PROBLEM TO WORK ON =
Retype each record below word for word. Leave the pictures out.

TASK INPUTS =

********

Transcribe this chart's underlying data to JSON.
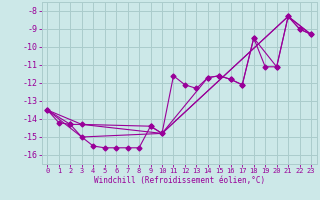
{
  "xlabel": "Windchill (Refroidissement éolien,°C)",
  "bg_color": "#cce8e8",
  "grid_color": "#aacccc",
  "line_color": "#990099",
  "xlim": [
    -0.5,
    23.5
  ],
  "ylim": [
    -16.5,
    -7.5
  ],
  "xticks": [
    0,
    1,
    2,
    3,
    4,
    5,
    6,
    7,
    8,
    9,
    10,
    11,
    12,
    13,
    14,
    15,
    16,
    17,
    18,
    19,
    20,
    21,
    22,
    23
  ],
  "yticks": [
    -8,
    -9,
    -10,
    -11,
    -12,
    -13,
    -14,
    -15,
    -16
  ],
  "series1_x": [
    0,
    1,
    2,
    3,
    4,
    5,
    6,
    7,
    8,
    9,
    10,
    11,
    12,
    13,
    14,
    15,
    16,
    17,
    18,
    19,
    20,
    21,
    22,
    23
  ],
  "series1_y": [
    -13.5,
    -14.2,
    -14.3,
    -15.0,
    -15.5,
    -15.6,
    -15.6,
    -15.6,
    -15.6,
    -14.4,
    -14.8,
    -11.6,
    -12.1,
    -12.3,
    -11.7,
    -11.6,
    -11.8,
    -12.1,
    -9.5,
    -11.1,
    -11.1,
    -8.3,
    -9.0,
    -9.3
  ],
  "series2_x": [
    0,
    2,
    3,
    9,
    10,
    14,
    15,
    16,
    17,
    18,
    20,
    21,
    22,
    23
  ],
  "series2_y": [
    -13.5,
    -14.3,
    -14.3,
    -14.4,
    -14.8,
    -11.7,
    -11.6,
    -11.8,
    -12.1,
    -9.5,
    -11.1,
    -8.3,
    -9.0,
    -9.3
  ],
  "series3_x": [
    0,
    3,
    10,
    21,
    23
  ],
  "series3_y": [
    -13.5,
    -15.0,
    -14.8,
    -8.3,
    -9.3
  ],
  "series4_x": [
    0,
    3,
    10,
    21,
    23
  ],
  "series4_y": [
    -13.5,
    -14.3,
    -14.8,
    -8.3,
    -9.3
  ]
}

********

RESULT FOR THIS TASK =
Transcribe this chart's underlying data to JSON.
{
  "xlabel": "Windchill (Refroidissement éolien,°C)",
  "bg_color": "#cce8e8",
  "grid_color": "#aacccc",
  "line_color": "#990099",
  "xlim": [
    -0.5,
    23.5
  ],
  "ylim": [
    -16.5,
    -7.5
  ],
  "xticks": [
    0,
    1,
    2,
    3,
    4,
    5,
    6,
    7,
    8,
    9,
    10,
    11,
    12,
    13,
    14,
    15,
    16,
    17,
    18,
    19,
    20,
    21,
    22,
    23
  ],
  "yticks": [
    -8,
    -9,
    -10,
    -11,
    -12,
    -13,
    -14,
    -15,
    -16
  ],
  "series1_x": [
    0,
    1,
    2,
    3,
    4,
    5,
    6,
    7,
    8,
    9,
    10,
    11,
    12,
    13,
    14,
    15,
    16,
    17,
    18,
    19,
    20,
    21,
    22,
    23
  ],
  "series1_y": [
    -13.5,
    -14.2,
    -14.3,
    -15.0,
    -15.5,
    -15.6,
    -15.6,
    -15.6,
    -15.6,
    -14.4,
    -14.8,
    -11.6,
    -12.1,
    -12.3,
    -11.7,
    -11.6,
    -11.8,
    -12.1,
    -9.5,
    -11.1,
    -11.1,
    -8.3,
    -9.0,
    -9.3
  ],
  "series2_x": [
    0,
    2,
    3,
    9,
    10,
    14,
    15,
    16,
    17,
    18,
    20,
    21,
    22,
    23
  ],
  "series2_y": [
    -13.5,
    -14.3,
    -14.3,
    -14.4,
    -14.8,
    -11.7,
    -11.6,
    -11.8,
    -12.1,
    -9.5,
    -11.1,
    -8.3,
    -9.0,
    -9.3
  ],
  "series3_x": [
    0,
    3,
    10,
    21,
    23
  ],
  "series3_y": [
    -13.5,
    -15.0,
    -14.8,
    -8.3,
    -9.3
  ],
  "series4_x": [
    0,
    3,
    10,
    21,
    23
  ],
  "series4_y": [
    -13.5,
    -14.3,
    -14.8,
    -8.3,
    -9.3
  ]
}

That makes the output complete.